Locate and copy each line in the data that contains the word "open".

**Working data**
Start

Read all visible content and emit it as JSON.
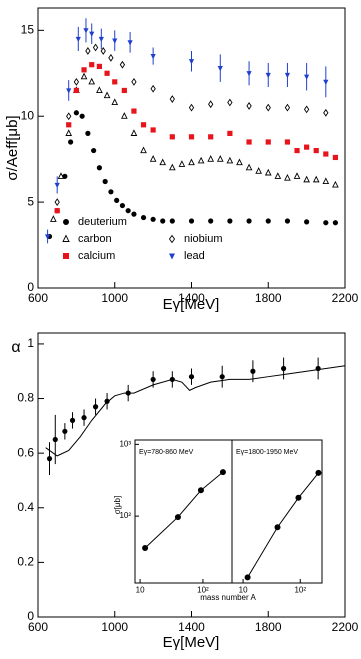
{
  "chart_data": [
    {
      "type": "scatter",
      "x_label": "Eγ[MeV]",
      "y_label": "σ/Aeff[μb]",
      "xlim": [
        600,
        2200
      ],
      "xticks": [
        600,
        1000,
        1400,
        1800,
        2200
      ],
      "ylim": [
        0,
        16.3
      ],
      "yticks": [
        0,
        5,
        10,
        15
      ],
      "grid": false,
      "legend": "lower-left",
      "series": [
        {
          "name": "deuterium",
          "color": "#000000",
          "marker": "circle",
          "x": [
            660,
            700,
            740,
            770,
            800,
            830,
            860,
            890,
            920,
            950,
            980,
            1010,
            1040,
            1070,
            1100,
            1150,
            1200,
            1250,
            1300,
            1400,
            1500,
            1600,
            1700,
            1800,
            1900,
            2000,
            2100,
            2150
          ],
          "values": [
            3.0,
            4.5,
            6.5,
            8.5,
            10.2,
            10.0,
            9.0,
            8.0,
            7.0,
            6.2,
            5.6,
            5.1,
            4.8,
            4.5,
            4.3,
            4.1,
            4.0,
            3.9,
            3.9,
            3.9,
            3.9,
            3.9,
            3.9,
            3.9,
            3.9,
            3.85,
            3.8,
            3.8
          ]
        },
        {
          "name": "carbon",
          "color": "#000000",
          "marker": "triangle-open",
          "x": [
            680,
            720,
            760,
            800,
            840,
            880,
            920,
            960,
            1000,
            1050,
            1100,
            1150,
            1200,
            1250,
            1300,
            1350,
            1400,
            1450,
            1500,
            1550,
            1600,
            1650,
            1700,
            1750,
            1800,
            1850,
            1900,
            1950,
            2000,
            2050,
            2100,
            2150
          ],
          "values": [
            4.0,
            6.5,
            9.0,
            11.5,
            12.3,
            12.0,
            11.5,
            11.2,
            10.8,
            10.0,
            9.0,
            8.0,
            7.5,
            7.3,
            7.0,
            7.2,
            7.3,
            7.4,
            7.5,
            7.5,
            7.4,
            7.3,
            7.0,
            6.8,
            6.7,
            6.5,
            6.4,
            6.5,
            6.3,
            6.3,
            6.2,
            6.0
          ]
        },
        {
          "name": "niobium",
          "color": "#000000",
          "marker": "diamond-open",
          "x": [
            700,
            760,
            800,
            860,
            900,
            940,
            980,
            1040,
            1100,
            1200,
            1300,
            1400,
            1500,
            1600,
            1700,
            1800,
            1900,
            2000,
            2100
          ],
          "values": [
            5.0,
            10.0,
            12.0,
            13.8,
            14.0,
            13.8,
            13.4,
            13.0,
            12.0,
            11.6,
            11.0,
            10.5,
            10.7,
            10.8,
            10.6,
            10.5,
            10.5,
            10.4,
            10.2
          ]
        },
        {
          "name": "calcium",
          "color": "#e8141c",
          "marker": "square",
          "x": [
            700,
            760,
            800,
            840,
            880,
            920,
            960,
            1000,
            1050,
            1100,
            1150,
            1200,
            1300,
            1400,
            1500,
            1600,
            1700,
            1800,
            1900,
            1950,
            2000,
            2050,
            2100,
            2150
          ],
          "values": [
            4.5,
            9.5,
            11.5,
            12.7,
            13.0,
            12.9,
            12.5,
            12.0,
            11.5,
            10.3,
            9.5,
            9.2,
            8.8,
            8.8,
            8.8,
            9.0,
            8.5,
            8.5,
            8.5,
            8.0,
            8.2,
            8.0,
            7.8,
            7.6
          ]
        },
        {
          "name": "lead",
          "color": "#1f3fd0",
          "marker": "triangle-down",
          "x": [
            650,
            700,
            760,
            810,
            850,
            880,
            930,
            1000,
            1080,
            1200,
            1400,
            1550,
            1700,
            1800,
            1900,
            2000,
            2100
          ],
          "values": [
            3.0,
            6.0,
            11.5,
            14.5,
            15.0,
            14.8,
            14.5,
            14.4,
            14.3,
            13.5,
            13.2,
            12.8,
            12.5,
            12.4,
            12.4,
            12.3,
            12.0
          ],
          "errors": [
            0.4,
            0.5,
            0.6,
            0.7,
            0.7,
            0.6,
            0.6,
            0.6,
            0.6,
            0.5,
            0.6,
            0.8,
            0.7,
            0.7,
            0.7,
            0.8,
            0.9
          ]
        }
      ]
    },
    {
      "type": "scatter",
      "x_label": "Eγ[MeV]",
      "y_label": "α",
      "xlim": [
        600,
        2200
      ],
      "xticks": [
        600,
        1000,
        1400,
        1800,
        2200
      ],
      "ylim": [
        0,
        1.04
      ],
      "yticks": [
        0,
        0.2,
        0.4,
        0.6,
        0.8,
        1
      ],
      "grid": false,
      "series": [
        {
          "color": "#000000",
          "marker": "circle",
          "x": [
            660,
            690,
            740,
            780,
            840,
            900,
            960,
            1070,
            1200,
            1300,
            1400,
            1560,
            1720,
            1880,
            2060
          ],
          "values": [
            0.58,
            0.65,
            0.68,
            0.72,
            0.73,
            0.77,
            0.79,
            0.82,
            0.87,
            0.87,
            0.88,
            0.88,
            0.9,
            0.91,
            0.91
          ],
          "errors": [
            0.06,
            0.09,
            0.03,
            0.03,
            0.03,
            0.03,
            0.03,
            0.03,
            0.03,
            0.03,
            0.03,
            0.04,
            0.04,
            0.04,
            0.04
          ]
        },
        {
          "color": "#000000",
          "style": "line",
          "x": [
            640,
            700,
            760,
            820,
            880,
            950,
            1000,
            1050,
            1100,
            1200,
            1300,
            1350,
            1390,
            1420,
            1500,
            1600,
            1700,
            1800,
            1900,
            2000,
            2100,
            2200
          ],
          "values": [
            0.62,
            0.59,
            0.61,
            0.66,
            0.72,
            0.78,
            0.81,
            0.82,
            0.82,
            0.85,
            0.87,
            0.86,
            0.83,
            0.84,
            0.86,
            0.87,
            0.87,
            0.88,
            0.89,
            0.9,
            0.91,
            0.92
          ]
        }
      ]
    },
    {
      "type": "scatter",
      "x_label": "mass number A",
      "y_label": "σ[μb]",
      "annotation": "Eγ=780-860 MeV",
      "xscale": "log",
      "yscale": "log",
      "xlim": [
        8.3,
        290
      ],
      "ylim": [
        11.7,
        1150
      ],
      "xticks": [
        10,
        {
          "value": 100,
          "label": "10²"
        }
      ],
      "yticks": [
        {
          "value": 100,
          "label": "10²"
        },
        {
          "value": 1000,
          "label": "10³"
        }
      ],
      "series": [
        {
          "color": "#000000",
          "marker": "circle",
          "fit": true,
          "x": [
            12,
            40,
            93,
            208
          ],
          "values": [
            36,
            97,
            229,
            410
          ]
        }
      ]
    },
    {
      "type": "scatter",
      "annotation": "Eγ=1800-1950 MeV",
      "xscale": "log",
      "yscale": "log",
      "xlim": [
        6.4,
        240
      ],
      "ylim": [
        11.7,
        1150
      ],
      "xticks": [
        10,
        {
          "value": 100,
          "label": "10²"
        }
      ],
      "series": [
        {
          "color": "#000000",
          "marker": "circle",
          "fit": true,
          "x": [
            12,
            40,
            93,
            208
          ],
          "values": [
            14,
            70,
            180,
            400
          ]
        }
      ]
    }
  ]
}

End

**Response to the task**
          "marker": "triangle-open",
          "marker": "diamond-open",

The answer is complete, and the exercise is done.